Task directions
Take the listing and print it in full, exactly as given.

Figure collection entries
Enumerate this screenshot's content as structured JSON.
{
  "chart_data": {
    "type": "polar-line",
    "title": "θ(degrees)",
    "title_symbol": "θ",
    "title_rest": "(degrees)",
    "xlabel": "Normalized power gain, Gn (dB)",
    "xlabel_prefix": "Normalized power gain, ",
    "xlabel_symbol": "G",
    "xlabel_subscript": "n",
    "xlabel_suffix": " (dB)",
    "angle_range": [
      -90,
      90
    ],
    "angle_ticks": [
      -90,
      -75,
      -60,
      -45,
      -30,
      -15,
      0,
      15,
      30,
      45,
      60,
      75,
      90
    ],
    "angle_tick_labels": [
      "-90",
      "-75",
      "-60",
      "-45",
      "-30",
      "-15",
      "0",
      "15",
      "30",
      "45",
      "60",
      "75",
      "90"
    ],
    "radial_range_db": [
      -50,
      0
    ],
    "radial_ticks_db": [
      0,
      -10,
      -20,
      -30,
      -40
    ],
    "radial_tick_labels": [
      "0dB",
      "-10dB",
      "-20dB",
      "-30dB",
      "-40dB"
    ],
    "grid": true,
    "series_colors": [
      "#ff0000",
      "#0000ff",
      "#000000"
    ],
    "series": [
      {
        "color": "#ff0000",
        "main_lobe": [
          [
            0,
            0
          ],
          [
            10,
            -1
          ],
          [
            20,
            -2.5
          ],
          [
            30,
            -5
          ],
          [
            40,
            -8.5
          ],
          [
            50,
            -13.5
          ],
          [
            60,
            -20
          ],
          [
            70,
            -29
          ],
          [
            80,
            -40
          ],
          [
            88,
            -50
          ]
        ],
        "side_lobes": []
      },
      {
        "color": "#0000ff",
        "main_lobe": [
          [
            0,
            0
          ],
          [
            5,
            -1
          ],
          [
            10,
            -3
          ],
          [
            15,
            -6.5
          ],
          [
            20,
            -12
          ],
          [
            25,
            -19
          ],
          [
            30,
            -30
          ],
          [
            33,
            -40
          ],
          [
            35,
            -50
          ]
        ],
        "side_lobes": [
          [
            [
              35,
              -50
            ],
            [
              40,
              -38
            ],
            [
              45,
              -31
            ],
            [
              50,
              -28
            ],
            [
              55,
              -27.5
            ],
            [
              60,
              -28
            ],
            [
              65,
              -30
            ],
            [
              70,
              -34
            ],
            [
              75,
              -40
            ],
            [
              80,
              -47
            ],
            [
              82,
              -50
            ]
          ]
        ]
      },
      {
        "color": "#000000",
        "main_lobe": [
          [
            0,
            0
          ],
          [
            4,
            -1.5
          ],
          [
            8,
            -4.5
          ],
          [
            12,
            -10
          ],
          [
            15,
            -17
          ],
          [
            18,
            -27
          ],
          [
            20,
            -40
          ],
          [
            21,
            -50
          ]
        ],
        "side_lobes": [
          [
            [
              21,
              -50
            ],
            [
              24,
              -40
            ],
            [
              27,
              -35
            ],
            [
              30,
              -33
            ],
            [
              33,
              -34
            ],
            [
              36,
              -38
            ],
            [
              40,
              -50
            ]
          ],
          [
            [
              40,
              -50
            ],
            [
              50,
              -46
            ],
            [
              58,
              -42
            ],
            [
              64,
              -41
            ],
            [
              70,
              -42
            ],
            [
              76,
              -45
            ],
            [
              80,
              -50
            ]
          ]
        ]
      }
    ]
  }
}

Answer to this exercise
Enumerate this screenshot's content as structured JSON.
{
  "chart_data": {
    "type": "polar-line",
    "title": "θ(degrees)",
    "title_symbol": "θ",
    "title_rest": "(degrees)",
    "xlabel": "Normalized power gain, Gn (dB)",
    "xlabel_prefix": "Normalized power gain, ",
    "xlabel_symbol": "G",
    "xlabel_subscript": "n",
    "xlabel_suffix": " (dB)",
    "angle_range": [
      -90,
      90
    ],
    "angle_ticks": [
      -90,
      -75,
      -60,
      -45,
      -30,
      -15,
      0,
      15,
      30,
      45,
      60,
      75,
      90
    ],
    "angle_tick_labels": [
      "-90",
      "-75",
      "-60",
      "-45",
      "-30",
      "-15",
      "0",
      "15",
      "30",
      "45",
      "60",
      "75",
      "90"
    ],
    "radial_range_db": [
      -50,
      0
    ],
    "radial_ticks_db": [
      0,
      -10,
      -20,
      -30,
      -40
    ],
    "radial_tick_labels": [
      "0dB",
      "-10dB",
      "-20dB",
      "-30dB",
      "-40dB"
    ],
    "grid": true,
    "series_colors": [
      "#ff0000",
      "#0000ff",
      "#000000"
    ],
    "series": [
      {
        "color": "#ff0000",
        "main_lobe": [
          [
            0,
            0
          ],
          [
            10,
            -1
          ],
          [
            20,
            -2.5
          ],
          [
            30,
            -5
          ],
          [
            40,
            -8.5
          ],
          [
            50,
            -13.5
          ],
          [
            60,
            -20
          ],
          [
            70,
            -29
          ],
          [
            80,
            -40
          ],
          [
            88,
            -50
          ]
        ],
        "side_lobes": []
      },
      {
        "color": "#0000ff",
        "main_lobe": [
          [
            0,
            0
          ],
          [
            5,
            -1
          ],
          [
            10,
            -3
          ],
          [
            15,
            -6.5
          ],
          [
            20,
            -12
          ],
          [
            25,
            -19
          ],
          [
            30,
            -30
          ],
          [
            33,
            -40
          ],
          [
            35,
            -50
          ]
        ],
        "side_lobes": [
          [
            [
              35,
              -50
            ],
            [
              40,
              -38
            ],
            [
              45,
              -31
            ],
            [
              50,
              -28
            ],
            [
              55,
              -27.5
            ],
            [
              60,
              -28
            ],
            [
              65,
              -30
            ],
            [
              70,
              -34
            ],
            [
              75,
              -40
            ],
            [
              80,
              -47
            ],
            [
              82,
              -50
            ]
          ]
        ]
      },
      {
        "color": "#000000",
        "main_lobe": [
          [
            0,
            0
          ],
          [
            4,
            -1.5
          ],
          [
            8,
            -4.5
          ],
          [
            12,
            -10
          ],
          [
            15,
            -17
          ],
          [
            18,
            -27
          ],
          [
            20,
            -40
          ],
          [
            21,
            -50
          ]
        ],
        "side_lobes": [
          [
            [
              21,
              -50
            ],
            [
              24,
              -40
            ],
            [
              27,
              -35
            ],
            [
              30,
              -33
            ],
            [
              33,
              -34
            ],
            [
              36,
              -38
            ],
            [
              40,
              -50
            ]
          ],
          [
            [
              40,
              -50
            ],
            [
              50,
              -46
            ],
            [
              58,
              -42
            ],
            [
              64,
              -41
            ],
            [
              70,
              -42
            ],
            [
              76,
              -45
            ],
            [
              80,
              -50
            ]
          ]
        ]
      }
    ]
  }
}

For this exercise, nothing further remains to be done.